Exercise objective:
Which lines in the records below contain the word "value"? Copy each of them.

Supplied data:

● ● ● ● ●

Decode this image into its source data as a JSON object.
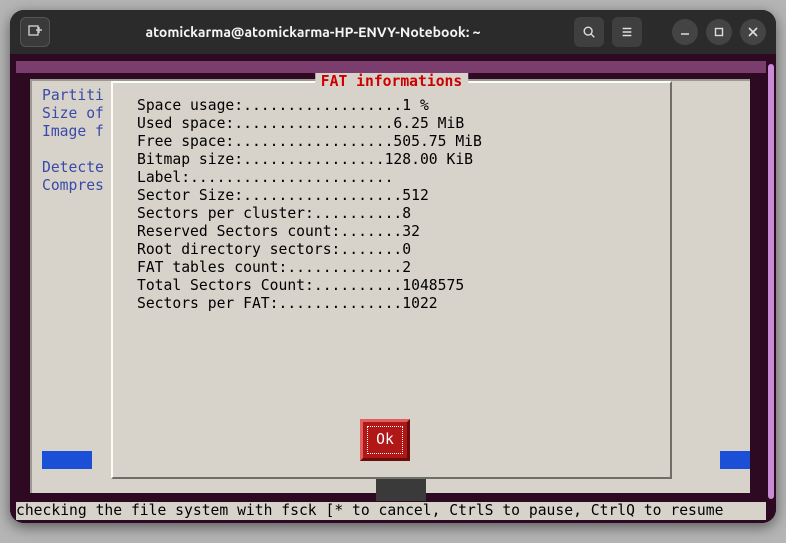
{
  "window": {
    "title": "atomickarma@atomickarma-HP-ENVY-Notebook: ~"
  },
  "side": {
    "block1": "Partiti\nSize of\nImage f",
    "block2": "Detecte\nCompres"
  },
  "dialog": {
    "title": " FAT informations ",
    "rows": [
      {
        "label": "Space usage:",
        "dots": "..................",
        "value": "1 %"
      },
      {
        "label": "Used space:",
        "dots": "..................",
        "value": "6.25 MiB"
      },
      {
        "label": "Free space:",
        "dots": "..................",
        "value": "505.75 MiB"
      },
      {
        "label": "Bitmap size:",
        "dots": "................",
        "value": "128.00 KiB"
      },
      {
        "label": "Label:",
        "dots": ".......................",
        "value": ""
      },
      {
        "label": "Sector Size:",
        "dots": "..................",
        "value": "512"
      },
      {
        "label": "Sectors per cluster:",
        "dots": "..........",
        "value": "8"
      },
      {
        "label": "Reserved Sectors count:",
        "dots": ".......",
        "value": "32"
      },
      {
        "label": "Root directory sectors:",
        "dots": ".......",
        "value": "0"
      },
      {
        "label": "FAT tables count:",
        "dots": ".............",
        "value": "2"
      },
      {
        "label": "Total Sectors Count:",
        "dots": "..........",
        "value": "1048575"
      },
      {
        "label": "Sectors per FAT:",
        "dots": "..............",
        "value": "1022"
      }
    ],
    "ok_label": "Ok"
  },
  "status": "checking the file system with fsck [* to cancel, CtrlS to pause, CtrlQ to resume"
}
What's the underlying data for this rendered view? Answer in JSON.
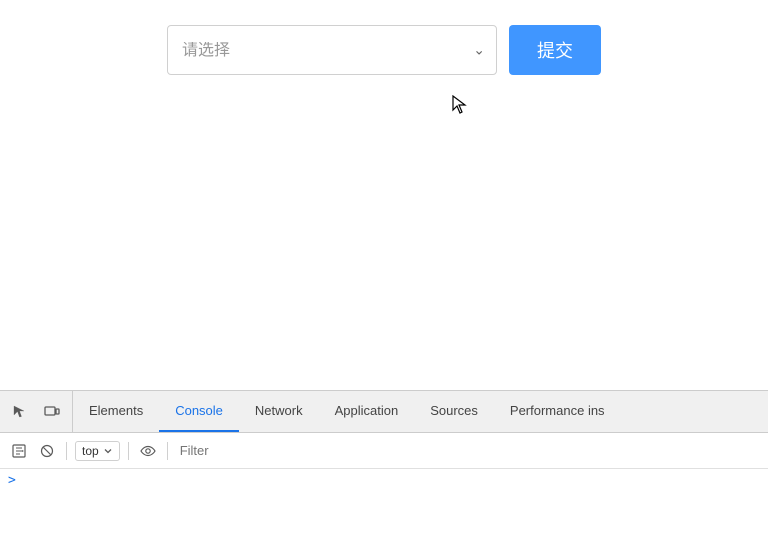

● ● ● ● ●

Worked answer:
        "value": "1 %"
        "value": "6.25 MiB"
        "value": "505.75 MiB"
        "value": "128.00 KiB"
        "value": ""
        "value": "512"
        "value": "8"
        "value": "32"
        "value": "0"
        "value": "2"
        "value": "1048575"
        "value": "1022"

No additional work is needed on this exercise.